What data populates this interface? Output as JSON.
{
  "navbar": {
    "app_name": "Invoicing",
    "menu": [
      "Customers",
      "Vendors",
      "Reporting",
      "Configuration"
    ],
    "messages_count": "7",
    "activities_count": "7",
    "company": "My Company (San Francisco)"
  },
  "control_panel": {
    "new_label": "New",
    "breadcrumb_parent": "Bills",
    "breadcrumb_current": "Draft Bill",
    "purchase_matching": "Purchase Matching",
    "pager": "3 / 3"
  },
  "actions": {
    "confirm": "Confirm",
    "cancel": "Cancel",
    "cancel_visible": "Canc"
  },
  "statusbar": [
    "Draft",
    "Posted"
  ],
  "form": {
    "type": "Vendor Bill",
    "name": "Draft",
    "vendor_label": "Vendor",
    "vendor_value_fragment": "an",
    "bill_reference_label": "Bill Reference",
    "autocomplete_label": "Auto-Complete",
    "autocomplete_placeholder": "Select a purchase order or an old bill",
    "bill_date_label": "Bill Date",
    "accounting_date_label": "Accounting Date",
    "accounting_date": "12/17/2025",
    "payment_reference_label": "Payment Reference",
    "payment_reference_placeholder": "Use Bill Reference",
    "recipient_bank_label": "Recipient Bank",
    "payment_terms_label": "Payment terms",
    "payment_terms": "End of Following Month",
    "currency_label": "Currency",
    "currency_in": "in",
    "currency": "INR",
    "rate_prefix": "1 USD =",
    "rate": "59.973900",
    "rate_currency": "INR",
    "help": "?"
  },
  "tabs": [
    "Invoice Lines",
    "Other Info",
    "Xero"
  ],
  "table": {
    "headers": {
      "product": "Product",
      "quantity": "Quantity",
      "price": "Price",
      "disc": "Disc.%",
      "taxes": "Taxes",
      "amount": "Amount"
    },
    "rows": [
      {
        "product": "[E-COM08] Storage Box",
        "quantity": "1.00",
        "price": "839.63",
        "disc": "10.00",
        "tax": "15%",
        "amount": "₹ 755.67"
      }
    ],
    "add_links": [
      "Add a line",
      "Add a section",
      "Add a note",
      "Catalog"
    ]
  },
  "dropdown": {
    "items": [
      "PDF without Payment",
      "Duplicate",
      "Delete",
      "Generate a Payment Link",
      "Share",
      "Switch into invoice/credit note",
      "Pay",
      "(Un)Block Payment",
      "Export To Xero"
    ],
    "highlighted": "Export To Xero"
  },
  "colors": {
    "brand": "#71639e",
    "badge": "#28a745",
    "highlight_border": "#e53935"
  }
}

===

Objective: Search the data for the string "Reference" and copy each line where it appears.

In response:
    "bill_reference_label": "Bill Reference",
    "payment_reference_label": "Payment Reference",
    "payment_reference_placeholder": "Use Bill Reference",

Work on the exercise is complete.